-- Start of PROVIDED MATERIAL --
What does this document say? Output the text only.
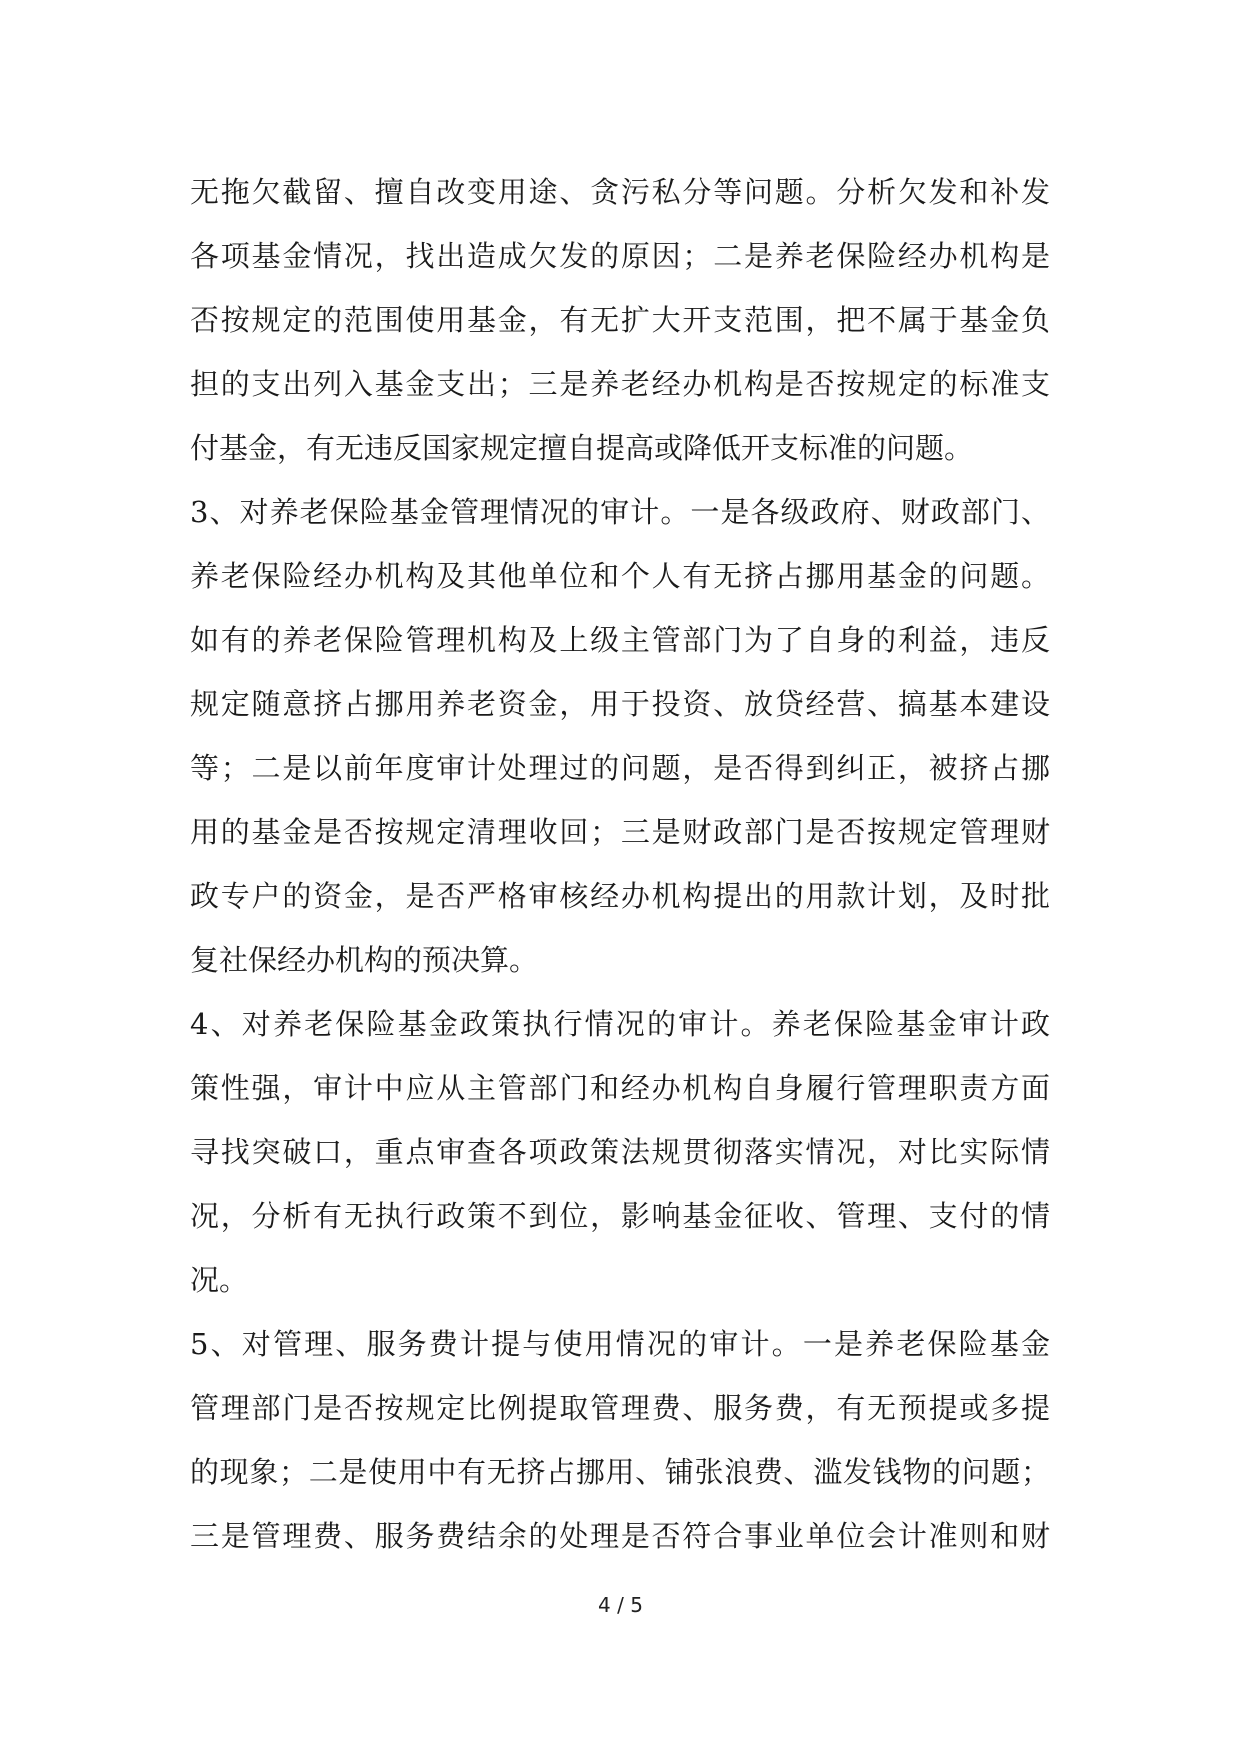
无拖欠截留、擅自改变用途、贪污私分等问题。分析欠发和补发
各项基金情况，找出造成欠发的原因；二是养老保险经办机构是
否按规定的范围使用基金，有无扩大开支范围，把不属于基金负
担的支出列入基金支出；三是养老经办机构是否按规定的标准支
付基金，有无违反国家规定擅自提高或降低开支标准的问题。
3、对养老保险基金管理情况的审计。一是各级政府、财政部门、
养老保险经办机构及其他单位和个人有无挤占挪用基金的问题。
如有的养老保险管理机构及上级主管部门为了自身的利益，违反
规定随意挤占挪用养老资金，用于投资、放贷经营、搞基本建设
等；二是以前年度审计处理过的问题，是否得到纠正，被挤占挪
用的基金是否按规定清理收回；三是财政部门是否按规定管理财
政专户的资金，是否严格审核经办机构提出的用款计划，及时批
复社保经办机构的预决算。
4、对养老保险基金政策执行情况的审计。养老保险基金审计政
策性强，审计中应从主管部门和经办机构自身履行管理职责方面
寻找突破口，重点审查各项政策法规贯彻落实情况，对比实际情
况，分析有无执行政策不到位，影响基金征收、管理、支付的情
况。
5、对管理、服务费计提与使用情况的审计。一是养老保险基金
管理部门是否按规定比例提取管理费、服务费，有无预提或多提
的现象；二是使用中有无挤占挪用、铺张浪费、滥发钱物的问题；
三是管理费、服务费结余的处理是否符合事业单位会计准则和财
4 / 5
-- End of PROVIDED MATERIAL --
OBJECTIVE -
Using the material above, return every line exactly as it appears, minus the pictures.

THE OUTPUT -
What does this document say? Output the text only.
无拖欠截留、擅自改变用途、贪污私分等问题。分析欠发和补发
各项基金情况，找出造成欠发的原因；二是养老保险经办机构是
否按规定的范围使用基金，有无扩大开支范围，把不属于基金负
担的支出列入基金支出；三是养老经办机构是否按规定的标准支
付基金，有无违反国家规定擅自提高或降低开支标准的问题。
3、对养老保险基金管理情况的审计。一是各级政府、财政部门、
养老保险经办机构及其他单位和个人有无挤占挪用基金的问题。
如有的养老保险管理机构及上级主管部门为了自身的利益，违反
规定随意挤占挪用养老资金，用于投资、放贷经营、搞基本建设
等；二是以前年度审计处理过的问题，是否得到纠正，被挤占挪
用的基金是否按规定清理收回；三是财政部门是否按规定管理财
政专户的资金，是否严格审核经办机构提出的用款计划，及时批
复社保经办机构的预决算。
4、对养老保险基金政策执行情况的审计。养老保险基金审计政
策性强，审计中应从主管部门和经办机构自身履行管理职责方面
寻找突破口，重点审查各项政策法规贯彻落实情况，对比实际情
况，分析有无执行政策不到位，影响基金征收、管理、支付的情
况。
5、对管理、服务费计提与使用情况的审计。一是养老保险基金
管理部门是否按规定比例提取管理费、服务费，有无预提或多提
的现象；二是使用中有无挤占挪用、铺张浪费、滥发钱物的问题；
三是管理费、服务费结余的处理是否符合事业单位会计准则和财
4 / 5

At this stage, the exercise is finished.